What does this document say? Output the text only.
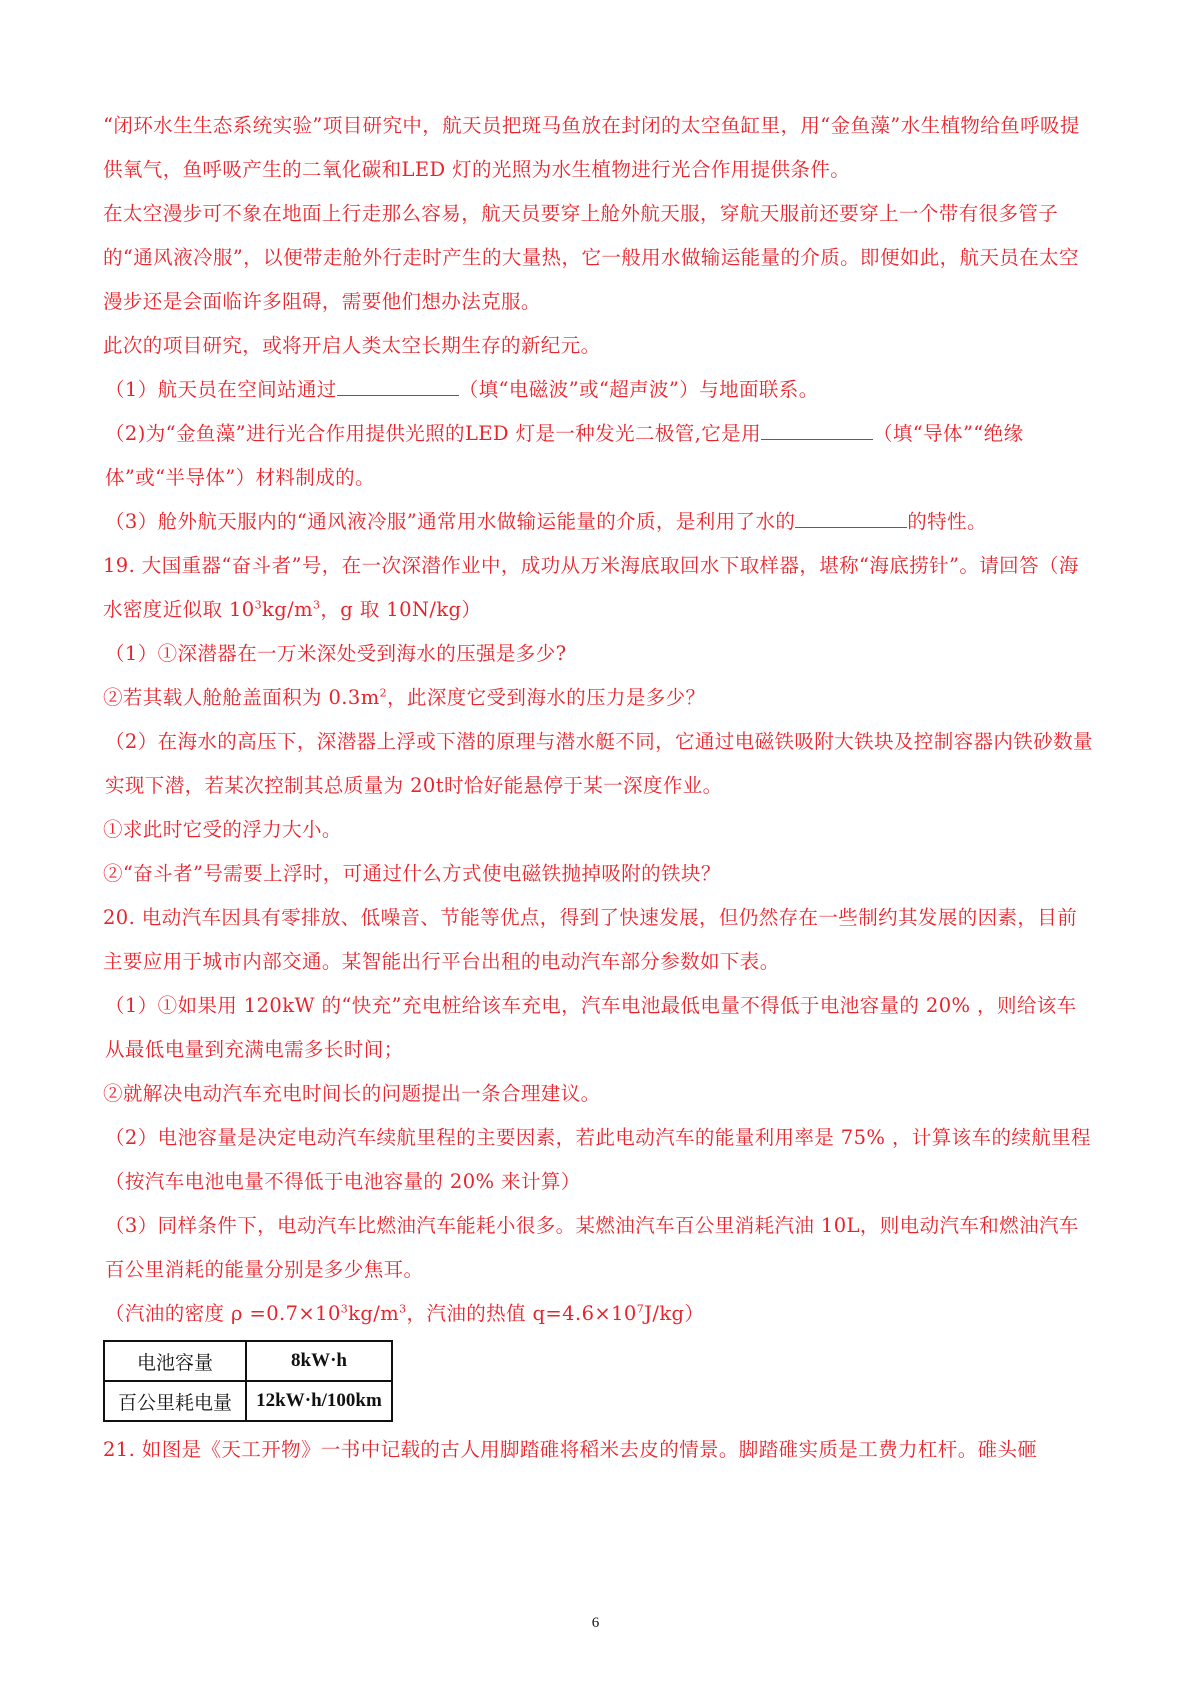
“闭环水生生态系统实验”项目研究中，航天员把斑马鱼放在封闭的太空鱼缸里，用“金鱼藻”水生植物给鱼呼吸提供氧气，鱼呼吸产生的二氧化碳和LED 灯的光照为水生植物进行光合作用提供条件。

在太空漫步可不象在地面上行走那么容易，航天员要穿上舱外航天服，穿航天服前还要穿上一个带有很多管子的“通风液冷服”，以便带走舱外行走时产生的大量热，它一般用水做输运能量的介质。即便如此，航天员在太空漫步还是会面临许多阻碍，需要他们想办法克服。

此次的项目研究，或将开启人类太空长期生存的新纪元。

（1）航天员在空间站通过	（填“电磁波”或“超声波”）与地面联系。

（2)为“金鱼藻”进行光合作用提供光照的LED 灯是一种发光二极管,它是用	（填“导体”“绝缘体”或“半导体”）材料制成的。

（3）舱外航天服内的“通风液冷服”通常用水做输运能量的介质，是利用了水的	的特性。

19. 大国重器“奋斗者”号，在一次深潜作业中，成功从万米海底取回水下取样器，堪称“海底捞针”。请回答（海水密度近似取 $10^3kg/m^3$，g 取 10N/kg）

（1）①深潜器在一万米深处受到海水的压强是多少?

②若其载人舱舱盖面积为 $0.3m^2$，此深度它受到海水的压力是多少？

（2）在海水的高压下，深潜器上浮或下潜的原理与潜水艇不同，它通过电磁铁吸附大铁块及控制容器内铁砂数量实现下潜，若某次控制其总质量为 20t时恰好能悬停于某一深度作业。

①求此时它受的浮力大小。

②“奋斗者”号需要上浮时，可通过什么方式使电磁铁抛掉吸附的铁块？

20. 电动汽车因具有零排放、低噪音、节能等优点，得到了快速发展，但仍然存在一些制约其发展的因素，目前主要应用于城市内部交通。某智能出行平台出租的电动汽车部分参数如下表。

（1）①如果用 120kW 的“快充”充电桩给该车充电，汽车电池最低电量不得低于电池容量的 20% ，则给该车从最低电量到充满电需多长时间；

②就解决电动汽车充电时间长的问题提出一条合理建议。

（2）电池容量是决定电动汽车续航里程的主要因素，若此电动汽车的能量利用率是 75% ，计算该车的续航里程（按汽车电池电量不得低于电池容量的 20% 来计算）

（3）同样条件下，电动汽车比燃油汽车能耗小很多。某燃油汽车百公里消耗汽油 10L，则电动汽车和燃油汽车百公里消耗的能量分别是多少焦耳。

（汽油的密度 $\rho =0.7\times 10^3kg/m^3$，汽油的热值 $q=4.6\times 10^7J/kg$）

电池容量	8kW·h
百公里耗电量	12kW·h/100km

21. 如图是《天工开物》一书中记载的古人用脚踏碓将稻米去皮的情景。脚踏碓实质是工费力杠杆。碓头砸

6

┄┄┄┄┄┄┄┄┄┄┄┄┄┄┄┄┄┄┄┄

WHAT YOU SHOULD DO → Print the records word for word and exclude any picture they hold.

CORRECT RESPONSE →
What does this document say? Output the text only.
“闭环水生生态系统实验”项目研究中，航天员把斑马鱼放在封闭的太空鱼缸里，用“金鱼藻”水生植物给鱼呼吸提供氧气，鱼呼吸产生的二氧化碳和LED 灯的光照为水生植物进行光合作用提供条件。

在太空漫步可不象在地面上行走那么容易，航天员要穿上舱外航天服，穿航天服前还要穿上一个带有很多管子的“通风液冷服”，以便带走舱外行走时产生的大量热，它一般用水做输运能量的介质。即便如此，航天员在太空漫步还是会面临许多阻碍，需要他们想办法克服。

此次的项目研究，或将开启人类太空长期生存的新纪元。

（1）航天员在空间站通过	（填“电磁波”或“超声波”）与地面联系。

（2)为“金鱼藻”进行光合作用提供光照的LED 灯是一种发光二极管,它是用	（填“导体”“绝缘体”或“半导体”）材料制成的。

（3）舱外航天服内的“通风液冷服”通常用水做输运能量的介质，是利用了水的	的特性。

19. 大国重器“奋斗者”号，在一次深潜作业中，成功从万米海底取回水下取样器，堪称“海底捞针”。请回答（海水密度近似取 $10^3kg/m^3$，g 取 10N/kg）

（1）①深潜器在一万米深处受到海水的压强是多少?

②若其载人舱舱盖面积为 $0.3m^2$，此深度它受到海水的压力是多少？

（2）在海水的高压下，深潜器上浮或下潜的原理与潜水艇不同，它通过电磁铁吸附大铁块及控制容器内铁砂数量实现下潜，若某次控制其总质量为 20t时恰好能悬停于某一深度作业。

①求此时它受的浮力大小。

②“奋斗者”号需要上浮时，可通过什么方式使电磁铁抛掉吸附的铁块？

20. 电动汽车因具有零排放、低噪音、节能等优点，得到了快速发展，但仍然存在一些制约其发展的因素，目前主要应用于城市内部交通。某智能出行平台出租的电动汽车部分参数如下表。

（1）①如果用 120kW 的“快充”充电桩给该车充电，汽车电池最低电量不得低于电池容量的 20% ，则给该车从最低电量到充满电需多长时间；

②就解决电动汽车充电时间长的问题提出一条合理建议。

（2）电池容量是决定电动汽车续航里程的主要因素，若此电动汽车的能量利用率是 75% ，计算该车的续航里程（按汽车电池电量不得低于电池容量的 20% 来计算）

（3）同样条件下，电动汽车比燃油汽车能耗小很多。某燃油汽车百公里消耗汽油 10L，则电动汽车和燃油汽车百公里消耗的能量分别是多少焦耳。

（汽油的密度 $\rho =0.7\times 10^3kg/m^3$，汽油的热值 $q=4.6\times 10^7J/kg$）

电池容量	8kW·h
百公里耗电量	12kW·h/100km

21. 如图是《天工开物》一书中记载的古人用脚踏碓将稻米去皮的情景。脚踏碓实质是工费力杠杆。碓头砸

6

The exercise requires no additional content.